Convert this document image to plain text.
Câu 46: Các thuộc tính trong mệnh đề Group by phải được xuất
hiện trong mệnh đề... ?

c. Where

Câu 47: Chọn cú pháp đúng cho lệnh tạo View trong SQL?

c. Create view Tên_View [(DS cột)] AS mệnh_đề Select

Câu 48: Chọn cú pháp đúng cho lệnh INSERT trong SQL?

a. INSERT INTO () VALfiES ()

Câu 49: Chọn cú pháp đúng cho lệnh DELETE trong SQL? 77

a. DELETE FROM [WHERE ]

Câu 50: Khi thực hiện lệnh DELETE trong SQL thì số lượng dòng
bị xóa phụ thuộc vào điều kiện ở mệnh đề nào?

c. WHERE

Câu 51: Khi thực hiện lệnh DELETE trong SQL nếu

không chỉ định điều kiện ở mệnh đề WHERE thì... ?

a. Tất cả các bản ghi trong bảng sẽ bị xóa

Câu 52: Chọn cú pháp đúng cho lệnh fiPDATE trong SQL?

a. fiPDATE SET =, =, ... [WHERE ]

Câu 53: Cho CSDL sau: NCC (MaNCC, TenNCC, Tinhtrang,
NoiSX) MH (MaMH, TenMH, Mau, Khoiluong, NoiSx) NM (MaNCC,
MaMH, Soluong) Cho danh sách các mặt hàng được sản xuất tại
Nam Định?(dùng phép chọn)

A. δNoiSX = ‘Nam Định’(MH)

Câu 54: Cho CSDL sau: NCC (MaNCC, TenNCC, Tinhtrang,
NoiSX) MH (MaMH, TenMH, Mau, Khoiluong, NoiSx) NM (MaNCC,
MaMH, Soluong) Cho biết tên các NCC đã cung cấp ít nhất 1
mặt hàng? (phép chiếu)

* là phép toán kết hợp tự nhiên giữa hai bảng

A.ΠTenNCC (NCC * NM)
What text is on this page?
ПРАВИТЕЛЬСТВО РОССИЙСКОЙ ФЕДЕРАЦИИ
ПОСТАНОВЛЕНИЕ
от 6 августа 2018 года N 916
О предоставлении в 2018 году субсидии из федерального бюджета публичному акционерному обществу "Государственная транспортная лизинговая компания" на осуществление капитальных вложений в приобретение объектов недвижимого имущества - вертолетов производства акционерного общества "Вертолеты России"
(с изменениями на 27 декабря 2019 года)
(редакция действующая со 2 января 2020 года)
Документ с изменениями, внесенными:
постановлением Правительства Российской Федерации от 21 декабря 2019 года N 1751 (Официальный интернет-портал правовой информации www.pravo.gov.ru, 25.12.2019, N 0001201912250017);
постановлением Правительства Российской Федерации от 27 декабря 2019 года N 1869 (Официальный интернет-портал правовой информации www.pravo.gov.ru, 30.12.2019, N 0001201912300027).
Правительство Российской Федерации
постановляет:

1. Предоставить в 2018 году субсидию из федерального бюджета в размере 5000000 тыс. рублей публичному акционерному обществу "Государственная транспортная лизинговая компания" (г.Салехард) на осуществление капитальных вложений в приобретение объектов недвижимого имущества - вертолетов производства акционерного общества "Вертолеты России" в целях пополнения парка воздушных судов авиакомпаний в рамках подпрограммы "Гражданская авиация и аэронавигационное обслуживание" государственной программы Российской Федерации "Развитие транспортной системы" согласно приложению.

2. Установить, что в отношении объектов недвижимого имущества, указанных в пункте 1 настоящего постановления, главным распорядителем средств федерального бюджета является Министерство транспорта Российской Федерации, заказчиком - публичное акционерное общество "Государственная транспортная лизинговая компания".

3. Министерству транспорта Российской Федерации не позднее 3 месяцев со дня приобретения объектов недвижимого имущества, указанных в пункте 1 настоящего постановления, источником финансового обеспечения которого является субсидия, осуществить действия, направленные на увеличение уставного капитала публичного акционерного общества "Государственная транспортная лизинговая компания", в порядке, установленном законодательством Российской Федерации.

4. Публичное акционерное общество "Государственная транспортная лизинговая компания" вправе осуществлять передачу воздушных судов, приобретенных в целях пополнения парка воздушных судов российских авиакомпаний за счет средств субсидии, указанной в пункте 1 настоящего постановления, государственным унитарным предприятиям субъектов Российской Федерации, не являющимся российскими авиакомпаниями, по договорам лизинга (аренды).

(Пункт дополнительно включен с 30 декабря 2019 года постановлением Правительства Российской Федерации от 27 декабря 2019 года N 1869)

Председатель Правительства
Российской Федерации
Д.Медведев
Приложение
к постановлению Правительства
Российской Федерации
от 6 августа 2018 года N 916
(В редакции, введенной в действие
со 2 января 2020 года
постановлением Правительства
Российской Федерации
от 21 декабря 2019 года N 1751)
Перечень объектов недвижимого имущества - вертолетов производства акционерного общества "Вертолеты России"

*EXERCISE DETAILS*: Copy out each record from above, exactly.

*RESPONSE TO THE TASK*:
Convert this document image to plain text.
Câu 46: Các thuộc tính trong mệnh đề Group by phải được xuất
hiện trong mệnh đề... ?

c. Where

Câu 47: Chọn cú pháp đúng cho lệnh tạo View trong SQL?

c. Create view Tên_View [(DS cột)] AS mệnh_đề Select

Câu 48: Chọn cú pháp đúng cho lệnh INSERT trong SQL?

a. INSERT INTO () VALfiES ()

Câu 49: Chọn cú pháp đúng cho lệnh DELETE trong SQL? 77

a. DELETE FROM [WHERE ]

Câu 50: Khi thực hiện lệnh DELETE trong SQL thì số lượng dòng
bị xóa phụ thuộc vào điều kiện ở mệnh đề nào?

c. WHERE

Câu 51: Khi thực hiện lệnh DELETE trong SQL nếu

không chỉ định điều kiện ở mệnh đề WHERE thì... ?

a. Tất cả các bản ghi trong bảng sẽ bị xóa

Câu 52: Chọn cú pháp đúng cho lệnh fiPDATE trong SQL?

a. fiPDATE SET =, =, ... [WHERE ]

Câu 53: Cho CSDL sau: NCC (MaNCC, TenNCC, Tinhtrang,
NoiSX) MH (MaMH, TenMH, Mau, Khoiluong, NoiSx) NM (MaNCC,
MaMH, Soluong) Cho danh sách các mặt hàng được sản xuất tại
Nam Định?(dùng phép chọn)

A. δNoiSX = ‘Nam Định’(MH)

Câu 54: Cho CSDL sau: NCC (MaNCC, TenNCC, Tinhtrang,
NoiSX) MH (MaMH, TenMH, Mau, Khoiluong, NoiSx) NM (MaNCC,
MaMH, Soluong) Cho biết tên các NCC đã cung cấp ít nhất 1
mặt hàng? (phép chiếu)

* là phép toán kết hợp tự nhiên giữa hai bảng

A.ΠTenNCC (NCC * NM)
What text is on this page?
ПРАВИТЕЛЬСТВО РОССИЙСКОЙ ФЕДЕРАЦИИ
ПОСТАНОВЛЕНИЕ
от 6 августа 2018 года N 916
О предоставлении в 2018 году субсидии из федерального бюджета публичному акционерному обществу "Государственная транспортная лизинговая компания" на осуществление капитальных вложений в приобретение объектов недвижимого имущества - вертолетов производства акционерного общества "Вертолеты России"
(с изменениями на 27 декабря 2019 года)
(редакция действующая со 2 января 2020 года)
Документ с изменениями, внесенными:
постановлением Правительства Российской Федерации от 21 декабря 2019 года N 1751 (Официальный интернет-портал правовой информации www.pravo.gov.ru, 25.12.2019, N 0001201912250017);
постановлением Правительства Российской Федерации от 27 декабря 2019 года N 1869 (Официальный интернет-портал правовой информации www.pravo.gov.ru, 30.12.2019, N 0001201912300027).
Правительство Российской Федерации
постановляет:

1. Предоставить в 2018 году субсидию из федерального бюджета в размере 5000000 тыс. рублей публичному акционерному обществу "Государственная транспортная лизинговая компания" (г.Салехард) на осуществление капитальных вложений в приобретение объектов недвижимого имущества - вертолетов производства акционерного общества "Вертолеты России" в целях пополнения парка воздушных судов авиакомпаний в рамках подпрограммы "Гражданская авиация и аэронавигационное обслуживание" государственной программы Российской Федерации "Развитие транспортной системы" согласно приложению.

2. Установить, что в отношении объектов недвижимого имущества, указанных в пункте 1 настоящего постановления, главным распорядителем средств федерального бюджета является Министерство транспорта Российской Федерации, заказчиком - публичное акционерное общество "Государственная транспортная лизинговая компания".

3. Министерству транспорта Российской Федерации не позднее 3 месяцев со дня приобретения объектов недвижимого имущества, указанных в пункте 1 настоящего постановления, источником финансового обеспечения которого является субсидия, осуществить действия, направленные на увеличение уставного капитала публичного акционерного общества "Государственная транспортная лизинговая компания", в порядке, установленном законодательством Российской Федерации.

4. Публичное акционерное общество "Государственная транспортная лизинговая компания" вправе осуществлять передачу воздушных судов, приобретенных в целях пополнения парка воздушных судов российских авиакомпаний за счет средств субсидии, указанной в пункте 1 настоящего постановления, государственным унитарным предприятиям субъектов Российской Федерации, не являющимся российскими авиакомпаниями, по договорам лизинга (аренды).

(Пункт дополнительно включен с 30 декабря 2019 года постановлением Правительства Российской Федерации от 27 декабря 2019 года N 1869)

Председатель Правительства
Российской Федерации
Д.Медведев
Приложение
к постановлению Правительства
Российской Федерации
от 6 августа 2018 года N 916
(В редакции, введенной в действие
со 2 января 2020 года
постановлением Правительства
Российской Федерации
от 21 декабря 2019 года N 1751)
Перечень объектов недвижимого имущества - вертолетов производства акционерного общества "Вертолеты России"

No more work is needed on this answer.